WHAT YOU SHOULD DO:
Copy every line of the material below word for word, but leave out the picture.

AVAILABLE DATA:
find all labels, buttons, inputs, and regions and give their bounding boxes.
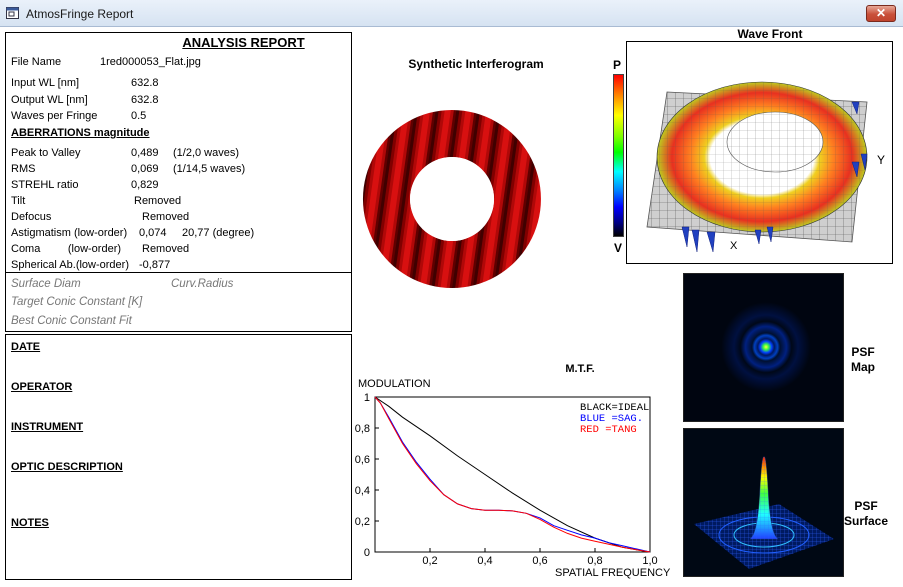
mtf-ytick-label: 0,8 [355,423,370,435]
best-conic-label: Best Conic Constant Fit [11,315,132,327]
mtf-ytick-label: 0 [364,547,370,559]
mtf-axes-frame [374,396,651,553]
tilt-value: Removed [134,195,182,207]
date-label: DATE [11,341,41,353]
psf-map-label-line1: PSF [851,345,875,359]
mtf-series-tang [374,396,651,553]
mtf-ytick-label: 0,6 [355,454,370,466]
strehl-value: 0,829 [131,179,159,191]
window-title: AtmosFringe Report [26,7,134,21]
input-wl-value: 632.8 [131,77,159,89]
wavefront-plot: Y X [626,41,893,264]
coma-label: Coma (low-order) [11,243,122,255]
report-content: ANALYSIS REPORT File Name 1red000053_Fla… [0,27,903,587]
output-wl-label: Output WL [nm] [11,94,88,106]
file-name-value: 1red000053_Flat.jpg [100,56,201,68]
mtf-title: M.T.F. [565,363,595,375]
psf-surface-label-line2: Surface [843,514,889,528]
output-wl-value: 632.8 [131,94,159,106]
mtf-xlabel: SPATIAL FREQUENCY [555,567,671,579]
mtf-xtick-label: 0,2 [422,555,437,567]
coma-value: Removed [142,243,190,255]
curv-radius-label: Curv.Radius [171,278,234,290]
astigmatism-label: Astigmatism (low-order) [11,227,128,239]
ptv-label: Peak to Valley [11,147,81,159]
rms-waves: (1/14,5 waves) [173,163,246,175]
mtf-legend-entry: BLUE =SAG. [580,413,643,425]
waves-per-fringe-value: 0.5 [131,110,147,122]
psf-surface-image [683,428,844,577]
wavefront-spikes [681,101,868,253]
mtf-xtick-label: 0,6 [532,555,547,567]
spherical-value: -0,877 [139,259,171,271]
mtf-legend-entry: RED =TANG [580,424,637,436]
mtf-xtick-label: 0,4 [477,555,492,567]
report-heading: ANALYSIS REPORT [182,35,305,50]
psf-map-image [683,273,844,422]
waves-per-fringe-label: Waves per Fringe [11,110,98,122]
mtf-xtick-label: 1,0 [642,555,657,567]
window-titlebar: AtmosFringe Report ✕ [0,0,903,27]
report-divider [6,272,351,273]
mtf-ytick-label: 1 [364,392,370,404]
app-icon [6,7,19,19]
rms-label: RMS [11,163,36,175]
psf-map-label-line2: Map [851,360,875,374]
ptv-value: 0,489 [131,147,159,159]
wavefront-x-axis-label: X [730,240,738,252]
mtf-ytick-label: 0,4 [355,485,370,497]
interferogram-title: Synthetic Interferogram [408,57,544,71]
mtf-ylabel: MODULATION [358,378,431,390]
aberrations-heading: ABERRATIONS magnitude [11,127,150,139]
psf-surface-label-line1: PSF [854,499,878,513]
ptv-waves: (1/2,0 waves) [173,147,240,159]
tilt-label: Tilt [11,195,26,207]
info-panel: DATE OPERATOR INSTRUMENT OPTIC DESCRIPTI… [5,334,352,580]
mtf-legend-entry: BLACK=IDEAL [580,402,649,414]
color-scale-bar [613,74,624,237]
astigmatism-degree: 20,77 (degree) [182,227,255,239]
close-button[interactable]: ✕ [866,5,896,22]
rms-value: 0,069 [131,163,159,175]
wavefront-title: Wave Front [737,27,803,41]
surface-diam-label: Surface Diam [11,278,81,290]
operator-label: OPERATOR [11,381,73,393]
optic-description-label: OPTIC DESCRIPTION [11,461,123,473]
analysis-report-panel: ANALYSIS REPORT File Name 1red000053_Fla… [5,32,352,332]
mtf-plot-area: 0 0,2 0,4 0,6 0,8 1 0,2 0,4 0,6 0,8 1,0 BLACK=IDEAL… [355,392,658,567]
mtf-xtick-label: 0,8 [587,555,602,567]
astigmatism-value: 0,074 [139,227,167,239]
wavefront-y-axis-label: Y [877,153,885,167]
strehl-label: STREHL ratio [11,179,79,191]
interferogram-image [362,110,541,288]
input-wl-label: Input WL [nm] [11,77,80,89]
target-conic-label: Target Conic Constant [K] [11,296,143,308]
defocus-value: Removed [142,211,190,223]
mtf-chart: MODULATION SPATIAL FREQUENCY 00,20,40,60… [355,378,671,579]
scale-valley-label: V [614,241,623,255]
mtf-ytick-label: 0,2 [355,516,370,528]
notes-label: NOTES [11,517,49,529]
wavefront-surface: Y X [646,81,885,253]
file-name-label: File Name [11,56,62,68]
instrument-label: INSTRUMENT [11,421,84,433]
spherical-label: Spherical Ab.(low-order) [11,259,129,271]
defocus-label: Defocus [11,211,52,223]
scale-peak-label: P [613,58,622,72]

RESULT OF THE EXERCISE:
find all labels, buttons, inputs, and regions and give their bounding boxes.
mtf-ytick-label: 0,8 [355,423,370,435]
best-conic-label: Best Conic Constant Fit [11,315,132,327]
mtf-ytick-label: 0 [364,547,370,559]
mtf-axes-frame [374,396,651,553]
tilt-value: Removed [134,195,182,207]
date-label: DATE [11,341,41,353]
psf-map-label-line1: PSF [851,345,875,359]
mtf-series-tang [374,396,651,553]
mtf-ytick-label: 0,6 [355,454,370,466]
strehl-value: 0,829 [131,179,159,191]
window-title: AtmosFringe Report [26,7,134,21]
input-wl-value: 632.8 [131,77,159,89]
wavefront-plot: Y X [626,41,893,264]
coma-label: Coma (low-order) [11,243,122,255]
report-content: ANALYSIS REPORT File Name 1red000053_Fla… [0,27,903,587]
output-wl-label: Output WL [nm] [11,94,88,106]
file-name-value: 1red000053_Flat.jpg [100,56,201,68]
mtf-title: M.T.F. [565,363,595,375]
psf-surface-label-line2: Surface [843,514,889,528]
output-wl-value: 632.8 [131,94,159,106]
mtf-xlabel: SPATIAL FREQUENCY [555,567,671,579]
mtf-xtick-label: 0,2 [422,555,437,567]
coma-value: Removed [142,243,190,255]
curv-radius-label: Curv.Radius [171,278,234,290]
astigmatism-label: Astigmatism (low-order) [11,227,128,239]
ptv-label: Peak to Valley [11,147,81,159]
rms-waves: (1/14,5 waves) [173,163,246,175]
mtf-legend-entry: BLUE =SAG. [580,413,643,425]
waves-per-fringe-value: 0.5 [131,110,147,122]
psf-surface-image [683,428,844,577]
wavefront-spikes [681,101,868,253]
mtf-xtick-label: 0,6 [532,555,547,567]
spherical-value: -0,877 [139,259,171,271]
mtf-legend-entry: RED =TANG [580,424,637,436]
mtf-xtick-label: 0,4 [477,555,492,567]
report-heading: ANALYSIS REPORT [182,35,305,50]
psf-map-image [683,273,844,422]
waves-per-fringe-label: Waves per Fringe [11,110,98,122]
mtf-xtick-label: 1,0 [642,555,657,567]
window-titlebar: AtmosFringe Report ✕ [0,0,903,27]
report-divider [6,272,351,273]
mtf-ytick-label: 1 [364,392,370,404]
app-icon [6,7,19,19]
rms-label: RMS [11,163,36,175]
psf-map-label-line2: Map [851,360,875,374]
ptv-value: 0,489 [131,147,159,159]
wavefront-x-axis-label: X [730,240,738,252]
mtf-ytick-label: 0,4 [355,485,370,497]
interferogram-title: Synthetic Interferogram [408,57,544,71]
mtf-ylabel: MODULATION [358,378,431,390]
aberrations-heading: ABERRATIONS magnitude [11,127,150,139]
psf-surface-label-line1: PSF [854,499,878,513]
ptv-waves: (1/2,0 waves) [173,147,240,159]
tilt-label: Tilt [11,195,26,207]
info-panel: DATE OPERATOR INSTRUMENT OPTIC DESCRIPTI… [5,334,352,580]
mtf-legend-entry: BLACK=IDEAL [580,402,649,414]
color-scale-bar [613,74,624,237]
astigmatism-degree: 20,77 (degree) [182,227,255,239]
close-button[interactable]: ✕ [866,5,896,22]
rms-value: 0,069 [131,163,159,175]
wavefront-title: Wave Front [737,27,803,41]
surface-diam-label: Surface Diam [11,278,81,290]
operator-label: OPERATOR [11,381,73,393]
optic-description-label: OPTIC DESCRIPTION [11,461,123,473]
analysis-report-panel: ANALYSIS REPORT File Name 1red000053_Fla… [5,32,352,332]
mtf-plot-area: 0 0,2 0,4 0,6 0,8 1 0,2 0,4 0,6 0,8 1,0 BLACK=IDEAL… [355,392,658,567]
mtf-xtick-label: 0,8 [587,555,602,567]
astigmatism-value: 0,074 [139,227,167,239]
wavefront-y-axis-label: Y [877,153,885,167]
strehl-label: STREHL ratio [11,179,79,191]
interferogram-image [362,110,541,288]
input-wl-label: Input WL [nm] [11,77,80,89]
target-conic-label: Target Conic Constant [K] [11,296,143,308]
defocus-value: Removed [142,211,190,223]
mtf-chart: MODULATION SPATIAL FREQUENCY 00,20,40,60… [355,378,671,579]
scale-valley-label: V [614,241,623,255]
mtf-ytick-label: 0,2 [355,516,370,528]
notes-label: NOTES [11,517,49,529]
wavefront-surface: Y X [646,81,885,253]
file-name-label: File Name [11,56,62,68]
instrument-label: INSTRUMENT [11,421,84,433]
spherical-label: Spherical Ab.(low-order) [11,259,129,271]
defocus-label: Defocus [11,211,52,223]
scale-peak-label: P [613,58,622,72]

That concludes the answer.